Instructions to follow
What follows is a set of records; repeat all of them exactly.

Records

<<<<

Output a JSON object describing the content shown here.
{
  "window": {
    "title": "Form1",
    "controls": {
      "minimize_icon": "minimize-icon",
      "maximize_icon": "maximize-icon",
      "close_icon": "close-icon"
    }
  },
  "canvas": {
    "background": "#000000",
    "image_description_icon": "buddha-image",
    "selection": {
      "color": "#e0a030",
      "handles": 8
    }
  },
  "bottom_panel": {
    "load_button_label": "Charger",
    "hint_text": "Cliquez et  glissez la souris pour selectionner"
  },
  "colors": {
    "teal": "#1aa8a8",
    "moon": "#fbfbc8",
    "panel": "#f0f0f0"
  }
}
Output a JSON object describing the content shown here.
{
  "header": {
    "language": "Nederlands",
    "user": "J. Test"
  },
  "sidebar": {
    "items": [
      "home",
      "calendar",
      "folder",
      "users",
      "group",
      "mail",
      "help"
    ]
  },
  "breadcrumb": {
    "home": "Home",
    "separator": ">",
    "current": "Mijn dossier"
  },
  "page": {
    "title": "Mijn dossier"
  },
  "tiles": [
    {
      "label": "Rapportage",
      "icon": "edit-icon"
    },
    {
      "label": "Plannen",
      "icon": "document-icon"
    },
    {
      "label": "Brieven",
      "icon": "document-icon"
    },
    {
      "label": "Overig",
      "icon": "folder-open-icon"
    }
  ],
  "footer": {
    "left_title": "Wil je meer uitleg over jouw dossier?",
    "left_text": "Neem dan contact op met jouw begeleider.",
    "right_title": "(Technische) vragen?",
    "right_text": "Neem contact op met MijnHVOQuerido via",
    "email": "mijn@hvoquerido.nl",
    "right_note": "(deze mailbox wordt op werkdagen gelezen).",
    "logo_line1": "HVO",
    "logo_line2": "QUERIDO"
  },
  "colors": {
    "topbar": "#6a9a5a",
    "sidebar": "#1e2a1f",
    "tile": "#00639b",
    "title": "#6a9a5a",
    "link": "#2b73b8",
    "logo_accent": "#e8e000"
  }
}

>>>>

Response below
Output a JSON object describing the content shown here.
{
  "window": {
    "title": "Form1",
    "controls": {
      "minimize_icon": "minimize-icon",
      "maximize_icon": "maximize-icon",
      "close_icon": "close-icon"
    }
  },
  "canvas": {
    "background": "#000000",
    "image_description_icon": "buddha-image",
    "selection": {
      "color": "#e0a030",
      "handles": 8
    }
  },
  "bottom_panel": {
    "load_button_label": "Charger",
    "hint_text": "Cliquez et  glissez la souris pour selectionner"
  },
  "colors": {
    "teal": "#1aa8a8",
    "moon": "#fbfbc8",
    "panel": "#f0f0f0"
  }
}
Output a JSON object describing the content shown here.
{
  "header": {
    "language": "Nederlands",
    "user": "J. Test"
  },
  "sidebar": {
    "items": [
      "home",
      "calendar",
      "folder",
      "users",
      "group",
      "mail",
      "help"
    ]
  },
  "breadcrumb": {
    "home": "Home",
    "separator": ">",
    "current": "Mijn dossier"
  },
  "page": {
    "title": "Mijn dossier"
  },
  "tiles": [
    {
      "label": "Rapportage",
      "icon": "edit-icon"
    },
    {
      "label": "Plannen",
      "icon": "document-icon"
    },
    {
      "label": "Brieven",
      "icon": "document-icon"
    },
    {
      "label": "Overig",
      "icon": "folder-open-icon"
    }
  ],
  "footer": {
    "left_title": "Wil je meer uitleg over jouw dossier?",
    "left_text": "Neem dan contact op met jouw begeleider.",
    "right_title": "(Technische) vragen?",
    "right_text": "Neem contact op met MijnHVOQuerido via",
    "email": "mijn@hvoquerido.nl",
    "right_note": "(deze mailbox wordt op werkdagen gelezen).",
    "logo_line1": "HVO",
    "logo_line2": "QUERIDO"
  },
  "colors": {
    "topbar": "#6a9a5a",
    "sidebar": "#1e2a1f",
    "tile": "#00639b",
    "title": "#6a9a5a",
    "link": "#2b73b8",
    "logo_accent": "#e8e000"
  }
}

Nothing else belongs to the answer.